**What is being asked**
Where a line in the listing below contains the word "EXPLORE", copy that line.

**Provided data**
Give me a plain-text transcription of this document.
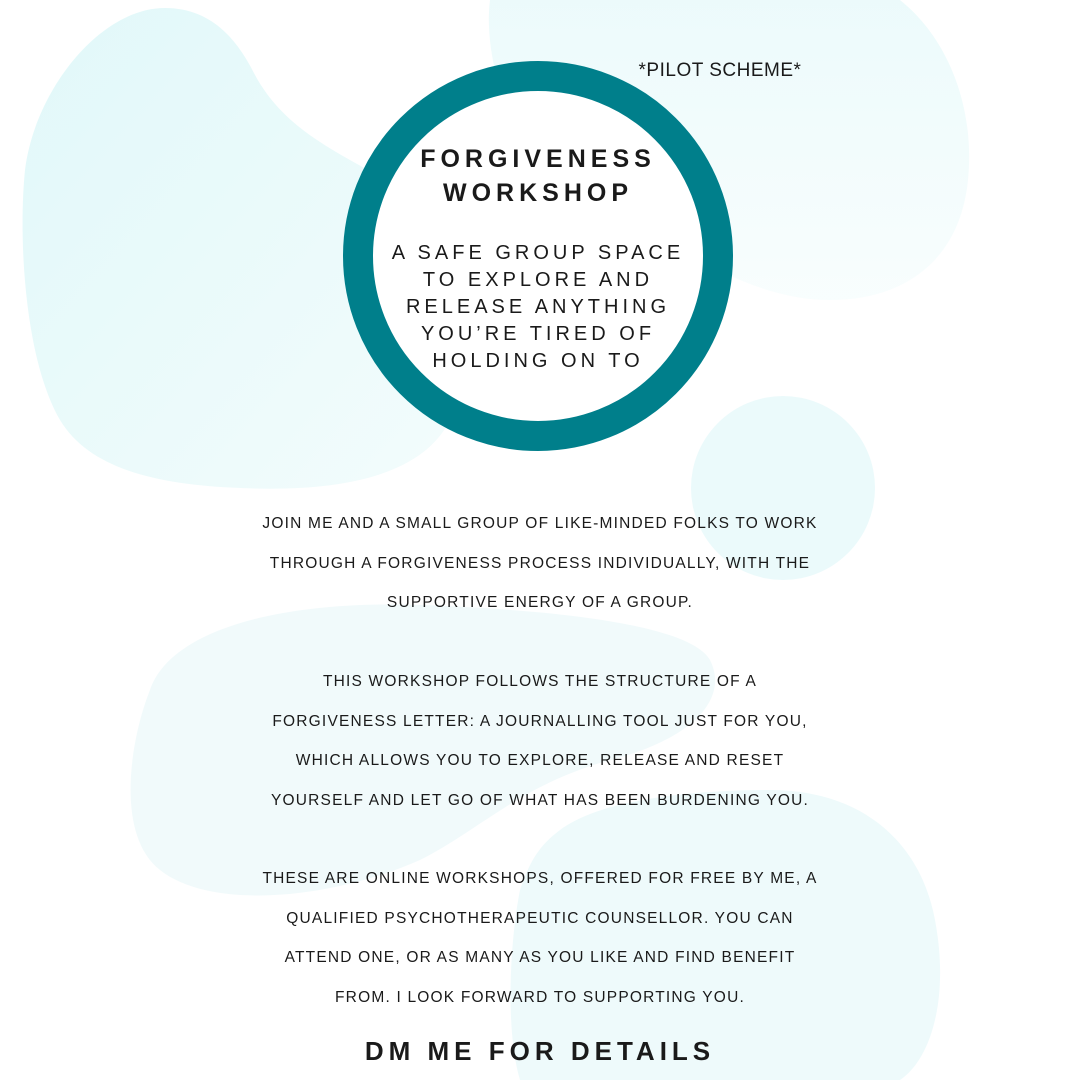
*PILOT SCHEME*
FORGIVENESS WORKSHOP
A SAFE GROUP SPACE TO EXPLORE AND RELEASE ANYTHING YOU’RE TIRED OF HOLDING ON TO
JOIN ME AND A SMALL GROUP OF LIKE-MINDED FOLKS TO WORK THROUGH A FORGIVENESS PROCESS INDIVIDUALLY, WITH THE SUPPORTIVE ENERGY OF A GROUP.
THIS WORKSHOP FOLLOWS THE STRUCTURE OF A FORGIVENESS LETTER: A JOURNALLING TOOL JUST FOR YOU, WHICH ALLOWS YOU TO EXPLORE, RELEASE AND RESET YOURSELF AND LET GO OF WHAT HAS BEEN BURDENING YOU.
THESE ARE ONLINE WORKSHOPS, OFFERED FOR FREE BY ME, A QUALIFIED PSYCHOTHERAPEUTIC COUNSELLOR. YOU CAN ATTEND ONE, OR AS MANY AS YOU LIKE AND FIND BENEFIT FROM. I LOOK FORWARD TO SUPPORTING YOU.
DM ME FOR DETAILS
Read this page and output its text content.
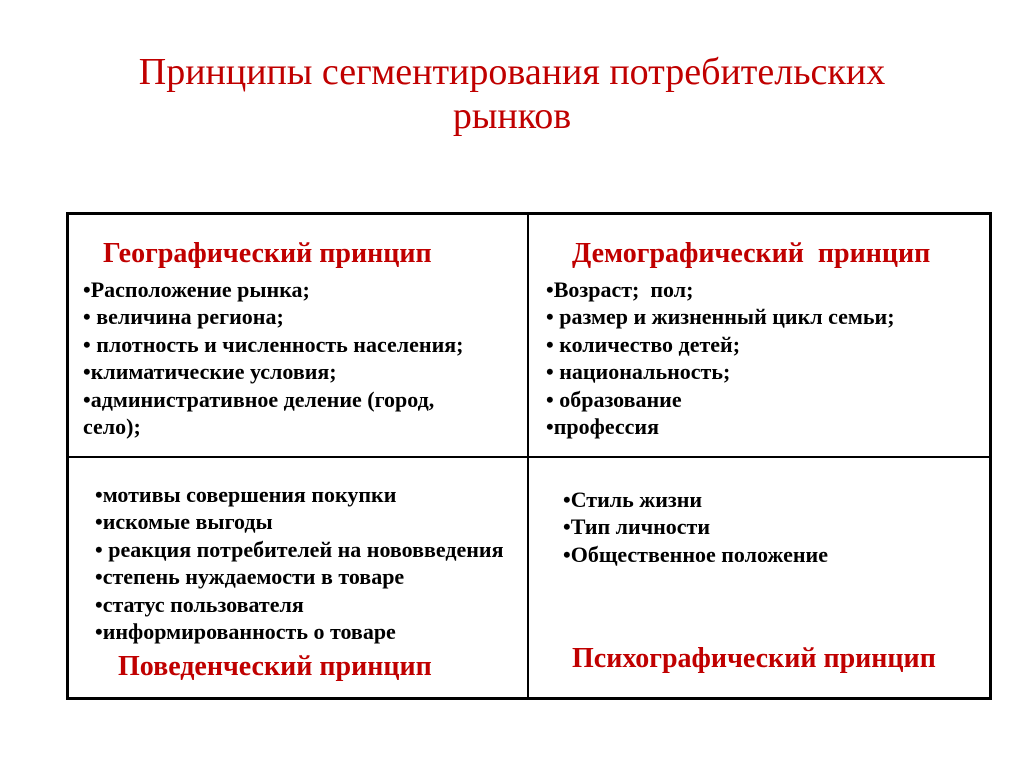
Принципы сегментирования потребительских
рынков
Географический принцип
•Расположение рынка;
• величина региона;
• плотность и численность населения;
•климатические условия;
•административное деление (город,
село);
Демографический  принцип
•Возраст;  пол;
• размер и жизненный цикл семьи;
• количество детей;
• национальность;
• образование
•профессия
•мотивы совершения покупки
•искомые выгоды
• реакция потребителей на нововведения
•степень нуждаемости в товаре
•статус пользователя
•информированность о товаре
Поведенческий принцип
•Стиль жизни
•Тип личности
•Общественное положение
Психографический принцип
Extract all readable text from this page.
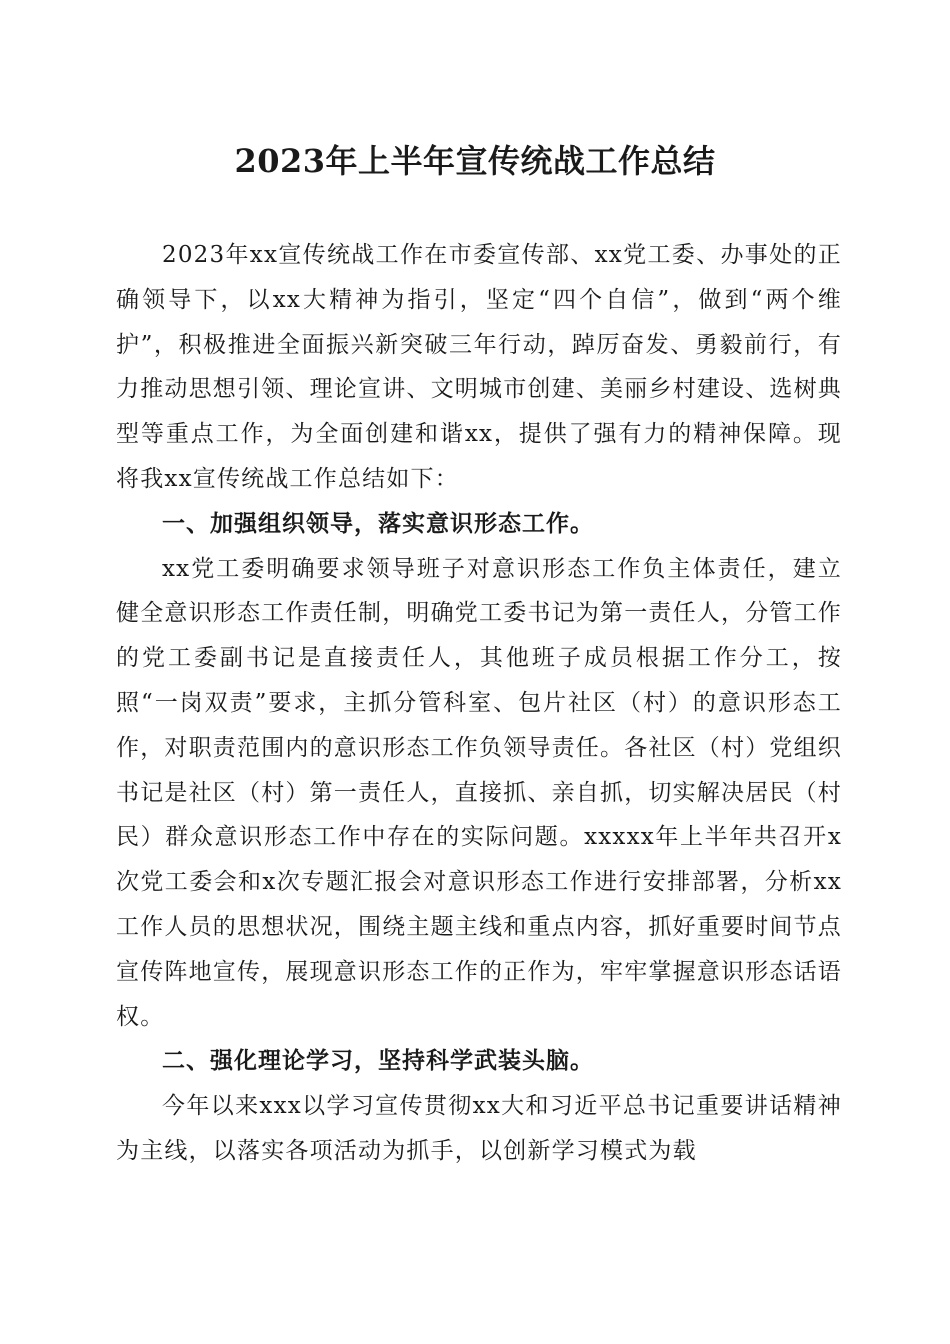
2023年上半年宣传统战工作总结

2023年xx宣传统战工作在市委宣传部、xx党工委、办事处的正确领导下，以xx大精神为指引，坚定“四个自信”，做到“两个维护”，积极推进全面振兴新突破三年行动，踔厉奋发、勇毅前行，有力推动思想引领、理论宣讲、文明城市创建、美丽乡村建设、选树典型等重点工作，为全面创建和谐xx，提供了强有力的精神保障。现将我xx宣传统战工作总结如下：

一、加强组织领导，落实意识形态工作。

xx党工委明确要求领导班子对意识形态工作负主体责任，建立健全意识形态工作责任制，明确党工委书记为第一责任人，分管工作的党工委副书记是直接责任人，其他班子成员根据工作分工，按照“一岗双责”要求，主抓分管科室、包片社区（村）的意识形态工作，对职责范围内的意识形态工作负领导责任。各社区（村）党组织书记是社区（村）第一责任人，直接抓、亲自抓，切实解决居民（村民）群众意识形态工作中存在的实际问题。xxxxx年上半年共召开x次党工委会和x次专题汇报会对意识形态工作进行安排部署，分析xx工作人员的思想状况，围绕主题主线和重点内容，抓好重要时间节点宣传阵地宣传，展现意识形态工作的正作为，牢牢掌握意识形态话语权。

二、强化理论学习，坚持科学武装头脑。

今年以来xxx以学习宣传贯彻xx大和习近平总书记重要讲话精神为主线，以落实各项活动为抓手，以创新学习模式为载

**Task solution**
A SAFE GROUP SPACE TO EXPLORE AND RELEASE ANYTHING YOU’RE TIRED OF HOLDING ON TO
THIS WORKSHOP FOLLOWS THE STRUCTURE OF A FORGIVENESS LETTER: A JOURNALLING TOOL JUST FOR YOU, WHICH ALLOWS YOU TO EXPLORE, RELEASE AND RESET YOURSELF AND LET GO OF WHAT HAS BEEN BURDENING YOU.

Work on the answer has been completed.